WHAT YOU WILL DO
Give the number of lines that contain the string "Комарова", and nothing else.

DATA SECTION
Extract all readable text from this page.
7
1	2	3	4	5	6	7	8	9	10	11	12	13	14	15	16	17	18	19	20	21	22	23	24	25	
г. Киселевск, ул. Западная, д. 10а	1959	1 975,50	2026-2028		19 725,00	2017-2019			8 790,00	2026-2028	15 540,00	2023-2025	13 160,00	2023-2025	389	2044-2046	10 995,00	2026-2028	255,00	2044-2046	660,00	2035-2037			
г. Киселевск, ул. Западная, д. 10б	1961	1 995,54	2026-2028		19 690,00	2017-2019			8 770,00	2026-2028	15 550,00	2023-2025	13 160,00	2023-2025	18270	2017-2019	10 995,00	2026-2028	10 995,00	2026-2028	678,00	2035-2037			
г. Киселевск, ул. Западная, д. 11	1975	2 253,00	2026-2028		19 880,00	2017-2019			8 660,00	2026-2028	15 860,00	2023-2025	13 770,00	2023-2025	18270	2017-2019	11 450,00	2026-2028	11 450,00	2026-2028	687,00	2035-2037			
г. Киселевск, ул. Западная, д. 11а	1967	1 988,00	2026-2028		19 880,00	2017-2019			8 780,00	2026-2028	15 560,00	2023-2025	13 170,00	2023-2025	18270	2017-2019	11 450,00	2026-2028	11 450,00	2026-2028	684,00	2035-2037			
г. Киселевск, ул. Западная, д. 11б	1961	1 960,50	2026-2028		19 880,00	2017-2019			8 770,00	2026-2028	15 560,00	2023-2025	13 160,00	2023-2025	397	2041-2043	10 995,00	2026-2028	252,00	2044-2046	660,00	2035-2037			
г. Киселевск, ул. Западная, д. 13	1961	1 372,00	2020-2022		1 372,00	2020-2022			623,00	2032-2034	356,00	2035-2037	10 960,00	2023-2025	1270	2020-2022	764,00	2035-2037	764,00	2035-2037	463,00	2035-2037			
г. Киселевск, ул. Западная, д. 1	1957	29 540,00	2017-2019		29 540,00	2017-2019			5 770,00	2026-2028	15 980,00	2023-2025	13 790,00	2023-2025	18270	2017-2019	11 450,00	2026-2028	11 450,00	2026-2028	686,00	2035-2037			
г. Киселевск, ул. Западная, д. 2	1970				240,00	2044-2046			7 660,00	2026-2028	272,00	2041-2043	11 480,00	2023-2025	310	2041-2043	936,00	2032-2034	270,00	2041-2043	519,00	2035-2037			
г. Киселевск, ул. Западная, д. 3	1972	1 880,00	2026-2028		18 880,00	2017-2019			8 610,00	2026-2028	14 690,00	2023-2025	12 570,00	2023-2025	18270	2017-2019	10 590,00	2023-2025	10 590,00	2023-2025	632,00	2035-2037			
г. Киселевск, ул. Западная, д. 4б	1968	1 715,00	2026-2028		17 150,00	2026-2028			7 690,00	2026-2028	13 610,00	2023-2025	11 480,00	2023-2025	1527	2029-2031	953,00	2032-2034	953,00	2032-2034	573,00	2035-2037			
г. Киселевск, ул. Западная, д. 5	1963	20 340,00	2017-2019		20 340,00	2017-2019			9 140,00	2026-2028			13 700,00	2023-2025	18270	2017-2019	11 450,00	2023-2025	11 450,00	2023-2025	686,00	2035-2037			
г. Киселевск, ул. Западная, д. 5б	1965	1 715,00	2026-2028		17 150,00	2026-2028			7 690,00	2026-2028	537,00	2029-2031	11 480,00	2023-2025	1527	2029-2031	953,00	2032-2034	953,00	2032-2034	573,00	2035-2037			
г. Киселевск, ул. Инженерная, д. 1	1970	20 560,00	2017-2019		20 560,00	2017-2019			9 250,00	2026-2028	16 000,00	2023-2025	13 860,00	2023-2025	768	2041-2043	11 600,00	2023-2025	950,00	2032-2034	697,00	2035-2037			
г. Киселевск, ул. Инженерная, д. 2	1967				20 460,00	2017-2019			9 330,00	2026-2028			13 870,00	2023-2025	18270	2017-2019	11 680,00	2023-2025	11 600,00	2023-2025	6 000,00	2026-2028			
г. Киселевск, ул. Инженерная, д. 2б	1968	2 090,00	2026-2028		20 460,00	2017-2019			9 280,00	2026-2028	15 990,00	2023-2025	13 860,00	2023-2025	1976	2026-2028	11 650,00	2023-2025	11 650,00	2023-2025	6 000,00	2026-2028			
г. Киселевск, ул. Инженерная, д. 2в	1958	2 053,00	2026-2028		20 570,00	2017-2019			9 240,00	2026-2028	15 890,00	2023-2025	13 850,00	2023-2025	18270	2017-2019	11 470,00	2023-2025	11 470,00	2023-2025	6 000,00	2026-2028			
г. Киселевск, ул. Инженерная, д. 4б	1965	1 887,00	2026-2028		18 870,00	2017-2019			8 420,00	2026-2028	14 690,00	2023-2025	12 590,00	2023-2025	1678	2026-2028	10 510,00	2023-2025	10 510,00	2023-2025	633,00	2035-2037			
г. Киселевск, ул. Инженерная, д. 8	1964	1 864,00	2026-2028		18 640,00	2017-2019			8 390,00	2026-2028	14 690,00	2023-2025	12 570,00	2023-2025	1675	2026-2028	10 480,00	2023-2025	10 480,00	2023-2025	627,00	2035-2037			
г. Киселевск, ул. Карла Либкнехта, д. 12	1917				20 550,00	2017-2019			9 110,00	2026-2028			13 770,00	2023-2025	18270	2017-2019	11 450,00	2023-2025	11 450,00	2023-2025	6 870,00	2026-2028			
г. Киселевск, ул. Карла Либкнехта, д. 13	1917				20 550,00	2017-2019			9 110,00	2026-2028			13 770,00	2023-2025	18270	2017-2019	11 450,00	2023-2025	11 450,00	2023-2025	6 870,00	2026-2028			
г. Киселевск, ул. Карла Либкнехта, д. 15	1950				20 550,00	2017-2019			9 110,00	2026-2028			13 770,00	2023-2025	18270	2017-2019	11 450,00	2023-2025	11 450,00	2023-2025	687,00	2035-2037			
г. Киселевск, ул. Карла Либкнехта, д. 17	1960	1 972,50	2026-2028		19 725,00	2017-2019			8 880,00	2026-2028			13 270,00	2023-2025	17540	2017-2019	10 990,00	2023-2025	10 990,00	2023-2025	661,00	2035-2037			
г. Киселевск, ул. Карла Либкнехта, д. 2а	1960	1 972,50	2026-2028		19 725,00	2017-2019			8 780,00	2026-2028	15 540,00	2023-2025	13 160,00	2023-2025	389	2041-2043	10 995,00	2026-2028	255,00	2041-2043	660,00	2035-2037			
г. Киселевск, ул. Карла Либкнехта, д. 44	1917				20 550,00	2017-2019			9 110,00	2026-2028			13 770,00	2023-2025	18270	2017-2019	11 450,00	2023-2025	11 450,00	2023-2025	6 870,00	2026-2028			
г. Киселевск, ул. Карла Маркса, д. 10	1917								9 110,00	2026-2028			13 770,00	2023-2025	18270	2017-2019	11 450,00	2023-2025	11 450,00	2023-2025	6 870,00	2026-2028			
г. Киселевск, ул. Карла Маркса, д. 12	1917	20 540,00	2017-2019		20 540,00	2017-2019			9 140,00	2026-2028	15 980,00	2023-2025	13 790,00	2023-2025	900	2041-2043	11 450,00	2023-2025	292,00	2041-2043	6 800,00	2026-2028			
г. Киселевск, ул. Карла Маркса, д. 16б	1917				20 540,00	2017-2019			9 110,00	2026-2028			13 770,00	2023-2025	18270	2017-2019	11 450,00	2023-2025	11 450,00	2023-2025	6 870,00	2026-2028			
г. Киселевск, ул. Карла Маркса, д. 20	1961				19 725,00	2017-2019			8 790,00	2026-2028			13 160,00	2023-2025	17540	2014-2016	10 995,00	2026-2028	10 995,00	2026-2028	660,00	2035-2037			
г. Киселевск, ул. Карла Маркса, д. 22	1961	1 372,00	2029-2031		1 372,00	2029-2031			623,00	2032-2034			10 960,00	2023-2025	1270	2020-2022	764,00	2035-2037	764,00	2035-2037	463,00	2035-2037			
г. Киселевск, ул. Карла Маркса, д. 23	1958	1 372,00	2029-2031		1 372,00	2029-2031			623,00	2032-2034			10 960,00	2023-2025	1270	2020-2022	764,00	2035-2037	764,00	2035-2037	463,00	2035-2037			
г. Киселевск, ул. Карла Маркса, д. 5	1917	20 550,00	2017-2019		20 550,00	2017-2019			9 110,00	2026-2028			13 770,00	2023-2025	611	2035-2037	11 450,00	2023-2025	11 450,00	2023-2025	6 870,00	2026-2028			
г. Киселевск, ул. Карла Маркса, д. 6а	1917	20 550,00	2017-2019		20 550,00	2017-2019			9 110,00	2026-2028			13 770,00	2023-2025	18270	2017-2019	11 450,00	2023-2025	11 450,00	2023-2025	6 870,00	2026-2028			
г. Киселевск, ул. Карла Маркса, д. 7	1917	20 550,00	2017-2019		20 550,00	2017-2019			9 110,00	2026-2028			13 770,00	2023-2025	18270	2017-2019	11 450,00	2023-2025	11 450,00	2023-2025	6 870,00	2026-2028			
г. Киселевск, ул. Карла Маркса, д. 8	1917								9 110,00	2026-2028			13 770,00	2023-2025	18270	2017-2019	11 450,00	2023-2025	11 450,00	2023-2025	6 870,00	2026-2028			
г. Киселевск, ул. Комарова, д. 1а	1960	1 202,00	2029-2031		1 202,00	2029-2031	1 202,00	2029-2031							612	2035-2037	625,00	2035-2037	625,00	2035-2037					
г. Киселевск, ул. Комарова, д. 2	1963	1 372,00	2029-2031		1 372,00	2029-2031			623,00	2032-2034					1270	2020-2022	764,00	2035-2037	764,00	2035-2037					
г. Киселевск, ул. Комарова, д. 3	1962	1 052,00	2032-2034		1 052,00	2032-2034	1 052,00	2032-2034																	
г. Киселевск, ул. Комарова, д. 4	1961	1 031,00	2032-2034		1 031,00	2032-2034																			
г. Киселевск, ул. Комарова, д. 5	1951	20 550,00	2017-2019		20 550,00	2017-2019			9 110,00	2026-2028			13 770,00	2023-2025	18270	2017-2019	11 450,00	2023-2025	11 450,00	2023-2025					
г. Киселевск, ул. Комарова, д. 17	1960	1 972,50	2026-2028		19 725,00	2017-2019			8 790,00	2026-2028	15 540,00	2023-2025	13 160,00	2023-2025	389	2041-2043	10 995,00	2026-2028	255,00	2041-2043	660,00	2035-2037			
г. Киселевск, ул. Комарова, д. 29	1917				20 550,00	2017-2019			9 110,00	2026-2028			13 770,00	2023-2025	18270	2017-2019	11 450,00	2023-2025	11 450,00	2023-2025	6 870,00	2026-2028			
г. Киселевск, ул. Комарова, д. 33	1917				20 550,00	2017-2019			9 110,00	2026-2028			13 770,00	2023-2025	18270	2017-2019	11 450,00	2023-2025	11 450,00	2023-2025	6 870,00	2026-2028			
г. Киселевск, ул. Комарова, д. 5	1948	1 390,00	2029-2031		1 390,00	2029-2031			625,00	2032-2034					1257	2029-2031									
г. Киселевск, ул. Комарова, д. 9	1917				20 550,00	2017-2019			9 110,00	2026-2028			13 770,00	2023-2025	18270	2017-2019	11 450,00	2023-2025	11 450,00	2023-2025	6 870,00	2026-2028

THE OUTPUT
10